Give the data again exactly as written, skipping any pictures.

BEGIN Input

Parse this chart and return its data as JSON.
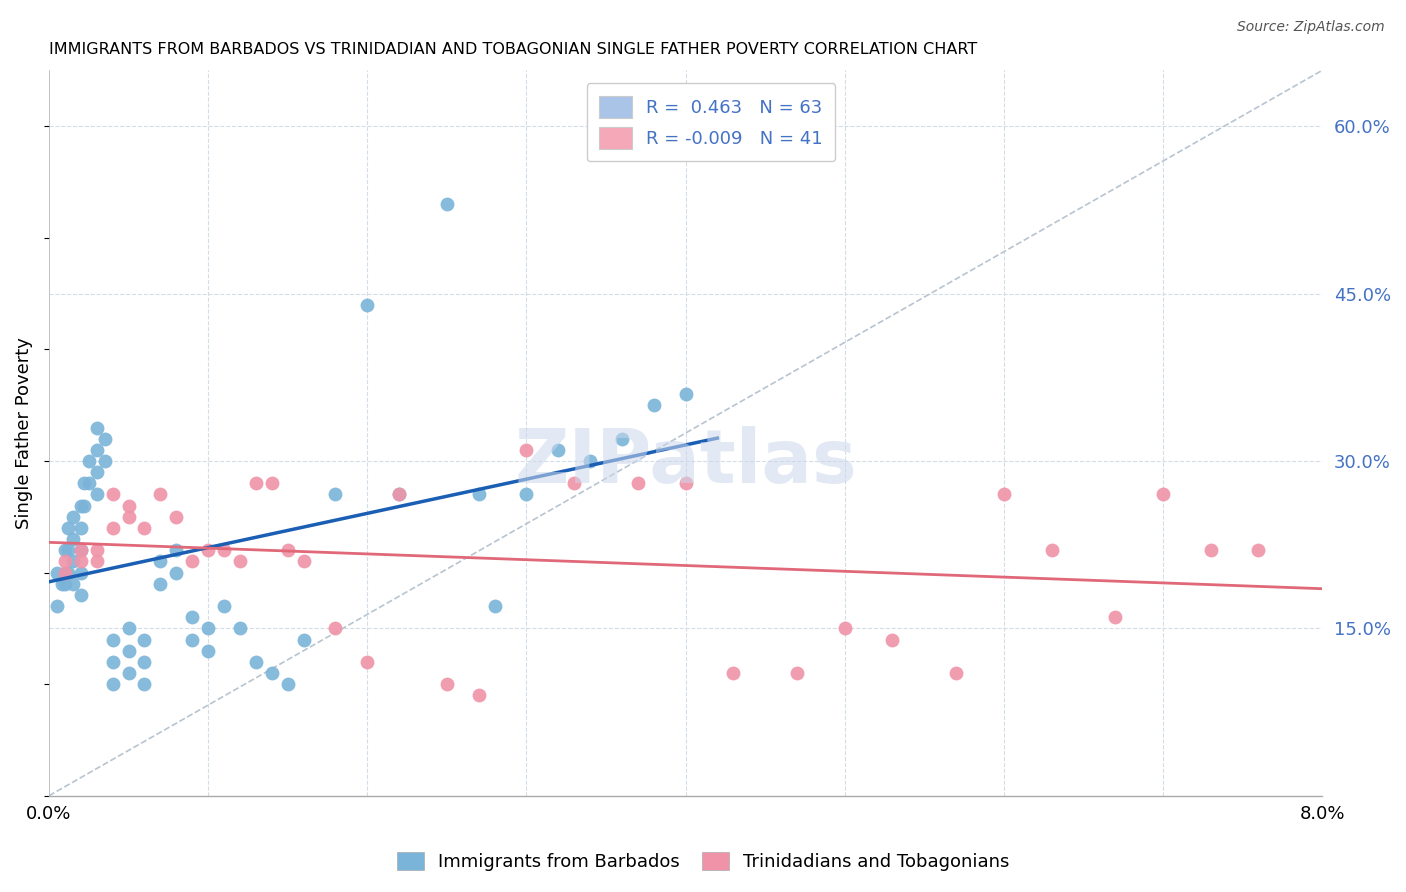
{
  "title": "IMMIGRANTS FROM BARBADOS VS TRINIDADIAN AND TOBAGONIAN SINGLE FATHER POVERTY CORRELATION CHART",
  "source": "Source: ZipAtlas.com",
  "ylabel": "Single Father Poverty",
  "xmin": 0.0,
  "xmax": 0.08,
  "ymin": 0.0,
  "ymax": 0.65,
  "ylabel_right_ticks": [
    "15.0%",
    "30.0%",
    "45.0%",
    "60.0%"
  ],
  "ylabel_right_vals": [
    0.15,
    0.3,
    0.45,
    0.6
  ],
  "legend_entries": [
    {
      "label_r": "R =  0.463",
      "label_n": "N = 63",
      "color": "#aac4e8"
    },
    {
      "label_r": "R = -0.009",
      "label_n": "N = 41",
      "color": "#f4a8b8"
    }
  ],
  "barbados_color": "#7ab4d8",
  "trinidadian_color": "#f093a8",
  "barbados_line_color": "#1a5fb4",
  "trinidadian_line_color": "#e06878",
  "dashed_line_color": "#b8c4d0",
  "barbados_x": [
    0.0005,
    0.0005,
    0.0008,
    0.001,
    0.001,
    0.001,
    0.0012,
    0.0012,
    0.0012,
    0.0015,
    0.0015,
    0.0015,
    0.0015,
    0.002,
    0.002,
    0.002,
    0.002,
    0.002,
    0.0022,
    0.0022,
    0.0025,
    0.0025,
    0.003,
    0.003,
    0.003,
    0.003,
    0.0035,
    0.0035,
    0.004,
    0.004,
    0.004,
    0.005,
    0.005,
    0.005,
    0.006,
    0.006,
    0.006,
    0.007,
    0.007,
    0.008,
    0.008,
    0.009,
    0.009,
    0.01,
    0.01,
    0.011,
    0.012,
    0.013,
    0.014,
    0.015,
    0.016,
    0.018,
    0.02,
    0.022,
    0.025,
    0.027,
    0.028,
    0.03,
    0.032,
    0.034,
    0.036,
    0.038,
    0.04
  ],
  "barbados_y": [
    0.2,
    0.17,
    0.19,
    0.22,
    0.2,
    0.19,
    0.24,
    0.22,
    0.2,
    0.25,
    0.23,
    0.21,
    0.19,
    0.26,
    0.24,
    0.22,
    0.2,
    0.18,
    0.28,
    0.26,
    0.3,
    0.28,
    0.33,
    0.31,
    0.29,
    0.27,
    0.32,
    0.3,
    0.14,
    0.12,
    0.1,
    0.15,
    0.13,
    0.11,
    0.14,
    0.12,
    0.1,
    0.21,
    0.19,
    0.22,
    0.2,
    0.16,
    0.14,
    0.15,
    0.13,
    0.17,
    0.15,
    0.12,
    0.11,
    0.1,
    0.14,
    0.27,
    0.44,
    0.27,
    0.53,
    0.27,
    0.17,
    0.27,
    0.31,
    0.3,
    0.32,
    0.35,
    0.36
  ],
  "trinidadian_x": [
    0.001,
    0.001,
    0.002,
    0.002,
    0.003,
    0.003,
    0.004,
    0.004,
    0.005,
    0.005,
    0.006,
    0.007,
    0.008,
    0.009,
    0.01,
    0.011,
    0.012,
    0.013,
    0.014,
    0.015,
    0.016,
    0.018,
    0.02,
    0.022,
    0.025,
    0.027,
    0.03,
    0.033,
    0.037,
    0.04,
    0.043,
    0.047,
    0.05,
    0.053,
    0.057,
    0.06,
    0.063,
    0.067,
    0.07,
    0.073,
    0.076
  ],
  "trinidadian_y": [
    0.21,
    0.2,
    0.22,
    0.21,
    0.22,
    0.21,
    0.27,
    0.24,
    0.26,
    0.25,
    0.24,
    0.27,
    0.25,
    0.21,
    0.22,
    0.22,
    0.21,
    0.28,
    0.28,
    0.22,
    0.21,
    0.15,
    0.12,
    0.27,
    0.1,
    0.09,
    0.31,
    0.28,
    0.28,
    0.28,
    0.11,
    0.11,
    0.15,
    0.14,
    0.11,
    0.27,
    0.22,
    0.16,
    0.27,
    0.22,
    0.22
  ]
}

END Input

Worked solution:
Parse this chart and return its data as JSON.
{
  "title": "IMMIGRANTS FROM BARBADOS VS TRINIDADIAN AND TOBAGONIAN SINGLE FATHER POVERTY CORRELATION CHART",
  "source": "Source: ZipAtlas.com",
  "ylabel": "Single Father Poverty",
  "xmin": 0.0,
  "xmax": 0.08,
  "ymin": 0.0,
  "ymax": 0.65,
  "ylabel_right_ticks": [
    "15.0%",
    "30.0%",
    "45.0%",
    "60.0%"
  ],
  "ylabel_right_vals": [
    0.15,
    0.3,
    0.45,
    0.6
  ],
  "legend_entries": [
    {
      "label_r": "R =  0.463",
      "label_n": "N = 63",
      "color": "#aac4e8"
    },
    {
      "label_r": "R = -0.009",
      "label_n": "N = 41",
      "color": "#f4a8b8"
    }
  ],
  "barbados_color": "#7ab4d8",
  "trinidadian_color": "#f093a8",
  "barbados_line_color": "#1a5fb4",
  "trinidadian_line_color": "#e06878",
  "dashed_line_color": "#b8c4d0",
  "barbados_x": [
    0.0005,
    0.0005,
    0.0008,
    0.001,
    0.001,
    0.001,
    0.0012,
    0.0012,
    0.0012,
    0.0015,
    0.0015,
    0.0015,
    0.0015,
    0.002,
    0.002,
    0.002,
    0.002,
    0.002,
    0.0022,
    0.0022,
    0.0025,
    0.0025,
    0.003,
    0.003,
    0.003,
    0.003,
    0.0035,
    0.0035,
    0.004,
    0.004,
    0.004,
    0.005,
    0.005,
    0.005,
    0.006,
    0.006,
    0.006,
    0.007,
    0.007,
    0.008,
    0.008,
    0.009,
    0.009,
    0.01,
    0.01,
    0.011,
    0.012,
    0.013,
    0.014,
    0.015,
    0.016,
    0.018,
    0.02,
    0.022,
    0.025,
    0.027,
    0.028,
    0.03,
    0.032,
    0.034,
    0.036,
    0.038,
    0.04
  ],
  "barbados_y": [
    0.2,
    0.17,
    0.19,
    0.22,
    0.2,
    0.19,
    0.24,
    0.22,
    0.2,
    0.25,
    0.23,
    0.21,
    0.19,
    0.26,
    0.24,
    0.22,
    0.2,
    0.18,
    0.28,
    0.26,
    0.3,
    0.28,
    0.33,
    0.31,
    0.29,
    0.27,
    0.32,
    0.3,
    0.14,
    0.12,
    0.1,
    0.15,
    0.13,
    0.11,
    0.14,
    0.12,
    0.1,
    0.21,
    0.19,
    0.22,
    0.2,
    0.16,
    0.14,
    0.15,
    0.13,
    0.17,
    0.15,
    0.12,
    0.11,
    0.1,
    0.14,
    0.27,
    0.44,
    0.27,
    0.53,
    0.27,
    0.17,
    0.27,
    0.31,
    0.3,
    0.32,
    0.35,
    0.36
  ],
  "trinidadian_x": [
    0.001,
    0.001,
    0.002,
    0.002,
    0.003,
    0.003,
    0.004,
    0.004,
    0.005,
    0.005,
    0.006,
    0.007,
    0.008,
    0.009,
    0.01,
    0.011,
    0.012,
    0.013,
    0.014,
    0.015,
    0.016,
    0.018,
    0.02,
    0.022,
    0.025,
    0.027,
    0.03,
    0.033,
    0.037,
    0.04,
    0.043,
    0.047,
    0.05,
    0.053,
    0.057,
    0.06,
    0.063,
    0.067,
    0.07,
    0.073,
    0.076
  ],
  "trinidadian_y": [
    0.21,
    0.2,
    0.22,
    0.21,
    0.22,
    0.21,
    0.27,
    0.24,
    0.26,
    0.25,
    0.24,
    0.27,
    0.25,
    0.21,
    0.22,
    0.22,
    0.21,
    0.28,
    0.28,
    0.22,
    0.21,
    0.15,
    0.12,
    0.27,
    0.1,
    0.09,
    0.31,
    0.28,
    0.28,
    0.28,
    0.11,
    0.11,
    0.15,
    0.14,
    0.11,
    0.27,
    0.22,
    0.16,
    0.27,
    0.22,
    0.22
  ]
}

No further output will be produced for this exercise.